▸ TASK INSTRUCTIONS:
Filter the records below for the word "this". Copy each line that holds it.

[Dataset rows about figures]

----------------------------------------

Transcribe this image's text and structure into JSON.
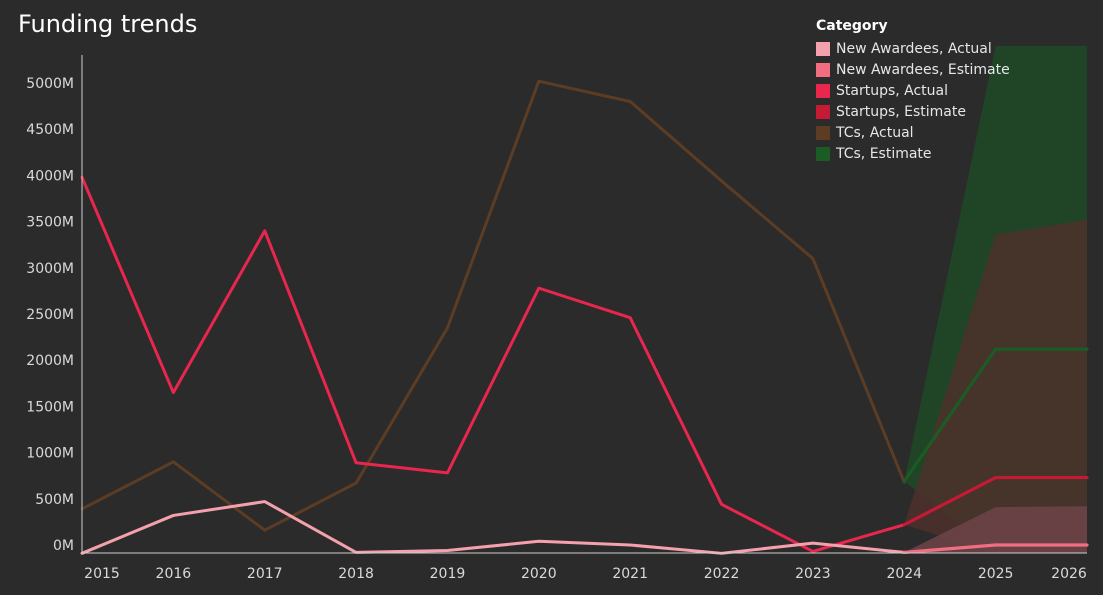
{
  "chart_data": {
    "type": "line",
    "title": "Funding trends",
    "xlabel": "",
    "ylabel": "",
    "x": [
      2015,
      2016,
      2017,
      2018,
      2019,
      2020,
      2021,
      2022,
      2023,
      2024,
      2025,
      2026
    ],
    "x_tick_labels": [
      "2015",
      "2016",
      "2017",
      "2018",
      "2019",
      "2020",
      "2021",
      "2022",
      "2023",
      "2024",
      "2025",
      "2026"
    ],
    "y_tick_values": [
      0,
      500,
      1000,
      1500,
      2000,
      2500,
      3000,
      3500,
      4000,
      4500,
      5000
    ],
    "y_tick_labels": [
      "0M",
      "500M",
      "1000M",
      "1500M",
      "2000M",
      "2500M",
      "3000M",
      "3500M",
      "4000M",
      "4500M",
      "5000M"
    ],
    "xlim": [
      2015,
      2026
    ],
    "ylim": [
      -100,
      5400
    ],
    "y_unit": "M",
    "grid": false,
    "legend_position": "top-right",
    "legend_title": "Category",
    "series": [
      {
        "name": "TCs, Actual",
        "color": "#5c3d24",
        "kind": "line",
        "x": [
          2015,
          2016,
          2017,
          2018,
          2019,
          2020,
          2021,
          2022,
          2023,
          2024
        ],
        "values": [
          390,
          900,
          160,
          670,
          2350,
          5020,
          4800,
          3940,
          3100,
          680
        ]
      },
      {
        "name": "Startups, Actual",
        "color": "#e8264e",
        "kind": "line",
        "x": [
          2015,
          2016,
          2017,
          2018,
          2019,
          2020,
          2021,
          2022,
          2023,
          2024
        ],
        "values": [
          3980,
          1650,
          3400,
          890,
          780,
          2780,
          2460,
          440,
          -70,
          220
        ]
      },
      {
        "name": "New Awardees, Actual",
        "color": "#f4a1ad",
        "kind": "line",
        "x": [
          2015,
          2016,
          2017,
          2018,
          2019,
          2020,
          2021,
          2022,
          2023,
          2024
        ],
        "values": [
          -90,
          320,
          470,
          -80,
          -60,
          40,
          0,
          -90,
          20,
          -80
        ]
      },
      {
        "name": "TCs, Estimate",
        "color": "#1a5c24",
        "kind": "band",
        "x": [
          2024,
          2025,
          2026
        ],
        "values": [
          690,
          2120,
          2120
        ],
        "lower": [
          690,
          -90,
          -90
        ],
        "upper": [
          690,
          5400,
          5400
        ]
      },
      {
        "name": "Startups, Estimate",
        "color": "#c41a33",
        "kind": "band",
        "x": [
          2024,
          2025,
          2026
        ],
        "values": [
          220,
          730,
          730
        ],
        "lower": [
          220,
          -90,
          -90
        ],
        "upper": [
          220,
          3360,
          3520
        ]
      },
      {
        "name": "New Awardees, Estimate",
        "color": "#f06e80",
        "kind": "band",
        "x": [
          2024,
          2025,
          2026
        ],
        "values": [
          -80,
          0,
          0
        ],
        "lower": [
          -80,
          -90,
          -90
        ],
        "upper": [
          -80,
          410,
          420
        ]
      }
    ],
    "band_fill_colors": {
      "TCs, Estimate": "#1f4a26",
      "Startups, Estimate": "#4d302c",
      "New Awardees, Estimate": "#6e444a"
    },
    "legend": [
      {
        "label": "New Awardees, Actual",
        "color": "#f4a1ad"
      },
      {
        "label": "New Awardees, Estimate",
        "color": "#f06e80"
      },
      {
        "label": "Startups, Actual",
        "color": "#e8264e"
      },
      {
        "label": "Startups, Estimate",
        "color": "#c41a33"
      },
      {
        "label": "TCs, Actual",
        "color": "#5c3d24"
      },
      {
        "label": "TCs, Estimate",
        "color": "#1a5c24"
      }
    ]
  }
}
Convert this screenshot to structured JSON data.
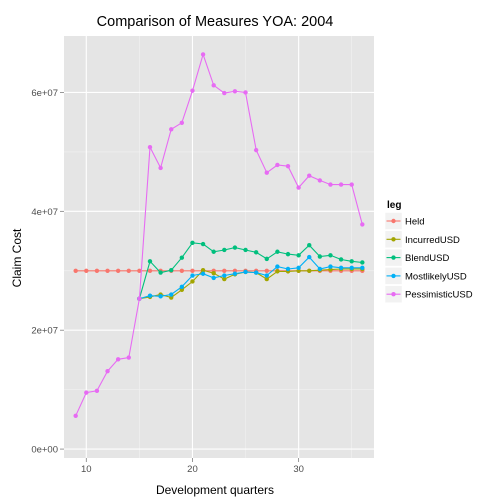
{
  "chart_data": {
    "type": "line",
    "title": "Comparison of Measures  YOA: 2004",
    "xlabel": "Development quarters",
    "ylabel": "Claim Cost",
    "xlim": [
      7.9,
      37.1
    ],
    "ylim": [
      -1500000.0,
      69500000.0
    ],
    "x_ticks": [
      10,
      20,
      30
    ],
    "x_tick_labels": [
      "10",
      "20",
      "30"
    ],
    "y_ticks": [
      0,
      20000000,
      40000000,
      60000000
    ],
    "y_tick_labels": [
      "0e+00",
      "2e+07",
      "4e+07",
      "6e+07"
    ],
    "grid": true,
    "legend_title": "leg",
    "legend_position": "right",
    "series": [
      {
        "name": "Held",
        "color": "#F8766D",
        "x": [
          9,
          10,
          11,
          12,
          13,
          14,
          15,
          16,
          17,
          18,
          19,
          20,
          21,
          22,
          23,
          24,
          25,
          26,
          27,
          28,
          29,
          30,
          31,
          32,
          33,
          34,
          35,
          36
        ],
        "y": [
          30000000,
          30000000,
          30000000,
          30000000,
          30000000,
          30000000,
          30000000,
          30000000,
          30000000,
          30000000,
          30000000,
          30000000,
          30000000,
          30000000,
          30000000,
          30000000,
          30000000,
          30000000,
          30000000,
          30000000,
          30000000,
          30000000,
          30000000,
          30000000,
          30000000,
          30000000,
          30000000,
          30000000
        ]
      },
      {
        "name": "IncurredUSD",
        "color": "#A3A500",
        "x": [
          15,
          16,
          17,
          18,
          19,
          20,
          21,
          22,
          23,
          24,
          25,
          26,
          27,
          28,
          29,
          30,
          31,
          32,
          33,
          34,
          35,
          36
        ],
        "y": [
          25300000,
          25600000,
          26000000,
          25500000,
          26800000,
          28200000,
          30100000,
          29600000,
          28600000,
          29400000,
          29800000,
          29700000,
          28600000,
          29900000,
          29900000,
          30000000,
          30000000,
          30100000,
          30200000,
          30300000,
          30300000,
          30300000
        ]
      },
      {
        "name": "BlendUSD",
        "color": "#00BF7D",
        "x": [
          15,
          16,
          17,
          18,
          19,
          20,
          21,
          22,
          23,
          24,
          25,
          26,
          27,
          28,
          29,
          30,
          31,
          32,
          33,
          34,
          35,
          36
        ],
        "y": [
          25300000,
          31600000,
          29700000,
          30100000,
          32200000,
          34700000,
          34500000,
          33200000,
          33500000,
          33900000,
          33500000,
          33100000,
          32000000,
          33200000,
          32800000,
          32600000,
          34300000,
          32400000,
          32600000,
          31900000,
          31600000,
          31400000
        ]
      },
      {
        "name": "MostlikelyUSD",
        "color": "#00B0F6",
        "x": [
          15,
          16,
          17,
          18,
          19,
          20,
          21,
          22,
          23,
          24,
          25,
          26,
          27,
          28,
          29,
          30,
          31,
          32,
          33,
          34,
          35,
          36
        ],
        "y": [
          25300000,
          25800000,
          25700000,
          26000000,
          27300000,
          29200000,
          29500000,
          28800000,
          29200000,
          29500000,
          29800000,
          29700000,
          29200000,
          30700000,
          30300000,
          30500000,
          32300000,
          30300000,
          30700000,
          30500000,
          30500000,
          30500000
        ]
      },
      {
        "name": "PessimisticUSD",
        "color": "#E76BF3",
        "x": [
          9,
          10,
          11,
          12,
          13,
          14,
          15,
          16,
          17,
          18,
          19,
          20,
          21,
          22,
          23,
          24,
          25,
          26,
          27,
          28,
          29,
          30,
          31,
          32,
          33,
          34,
          35,
          36
        ],
        "y": [
          5600000,
          9500000,
          9800000,
          13100000,
          15100000,
          15400000,
          25300000,
          50800000,
          47300000,
          53800000,
          54900000,
          60300000,
          66400000,
          61200000,
          59900000,
          60200000,
          60000000,
          50300000,
          46500000,
          47800000,
          47600000,
          44000000,
          46000000,
          45200000,
          44500000,
          44500000,
          44500000,
          37800000
        ]
      }
    ]
  }
}
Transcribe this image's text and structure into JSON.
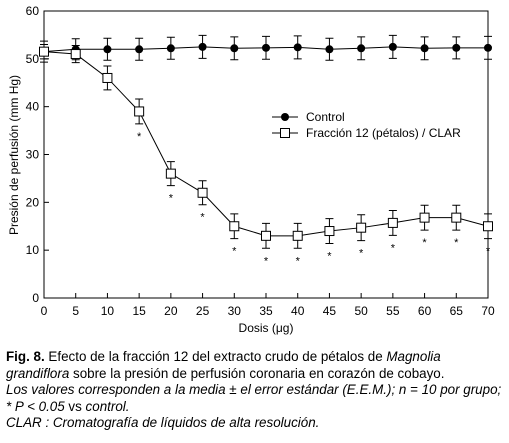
{
  "chart_data": {
    "type": "line",
    "x_label": "Dosis (μg)",
    "y_label": "Presión de perfusión (mm Hg)",
    "x": [
      0,
      5,
      10,
      15,
      20,
      25,
      30,
      35,
      40,
      45,
      50,
      55,
      60,
      65,
      70
    ],
    "xlim": [
      0,
      70
    ],
    "xticks": [
      0,
      5,
      10,
      15,
      20,
      25,
      30,
      35,
      40,
      45,
      50,
      55,
      60,
      65,
      70
    ],
    "ylim": [
      0,
      60
    ],
    "yticks": [
      0,
      10,
      20,
      30,
      40,
      50,
      60
    ],
    "series": [
      {
        "name": "Control",
        "marker": "filled-circle",
        "color": "#000000",
        "values": [
          51.5,
          52,
          52,
          52,
          52.2,
          52.5,
          52.2,
          52.3,
          52.4,
          52,
          52.2,
          52.5,
          52.2,
          52.3,
          52.3
        ],
        "errors": [
          2.2,
          2.2,
          2.3,
          2.3,
          2.3,
          2.4,
          2.4,
          2.4,
          2.4,
          2.3,
          2.4,
          2.4,
          2.4,
          2.3,
          2.4
        ]
      },
      {
        "name": "Fracción 12 (pétalos) / CLAR",
        "marker": "open-square",
        "color": "#000000",
        "values": [
          51.5,
          51,
          46,
          39,
          26,
          22,
          15,
          13,
          13,
          14,
          14.7,
          15.7,
          16.8,
          16.8,
          15
        ],
        "errors": [
          1.5,
          1.8,
          2.5,
          2.6,
          2.5,
          2.5,
          2.6,
          2.6,
          2.6,
          2.6,
          2.7,
          2.6,
          2.6,
          2.6,
          2.6
        ],
        "significance": [
          null,
          null,
          null,
          "*",
          "*",
          "*",
          "*",
          "*",
          "*",
          "*",
          "*",
          "*",
          "*",
          "*",
          "*"
        ]
      }
    ],
    "legend": "center-right",
    "caption": [
      [
        {
          "text": "Fig. 8.",
          "style": "bold"
        },
        {
          "text": " Efecto de la fracción 12 del extracto crudo de pétalos de ",
          "style": "normal"
        },
        {
          "text": "Magnolia grandiflora",
          "style": "italic"
        },
        {
          "text": " sobre la presión de perfusión coronaria en corazón de cobayo.",
          "style": "normal"
        }
      ],
      [
        {
          "text": "Los valores corresponden a la media ± el error estándar (E.E.M.); n = 10 por grupo; * P < 0.05",
          "style": "italic"
        },
        {
          "text": " vs ",
          "style": "normal"
        },
        {
          "text": "control.",
          "style": "italic"
        }
      ],
      [
        {
          "text": "CLAR : Cromatografía de líquidos de alta resolución.",
          "style": "italic"
        }
      ]
    ]
  }
}
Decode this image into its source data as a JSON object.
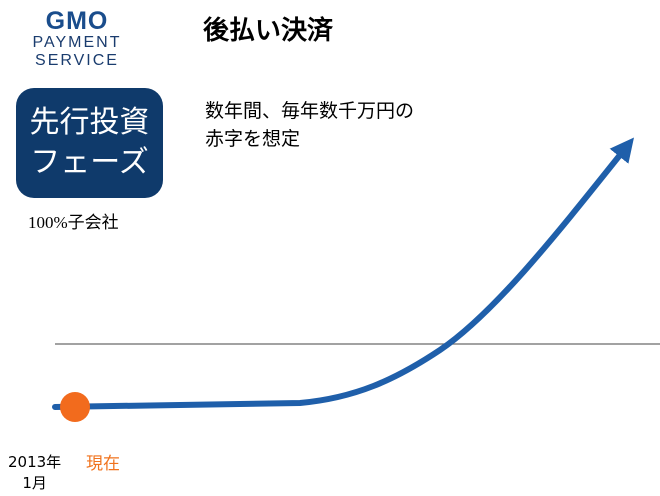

----------------------------------------

▸ REPLY TO THE EXERCISE:
Transcribe this image's text and structure into JSON.
Convert this screenshot to structured JSON data.
Transcribe this image's text and structure into JSON.
Decode this image into its source data as a JSON object.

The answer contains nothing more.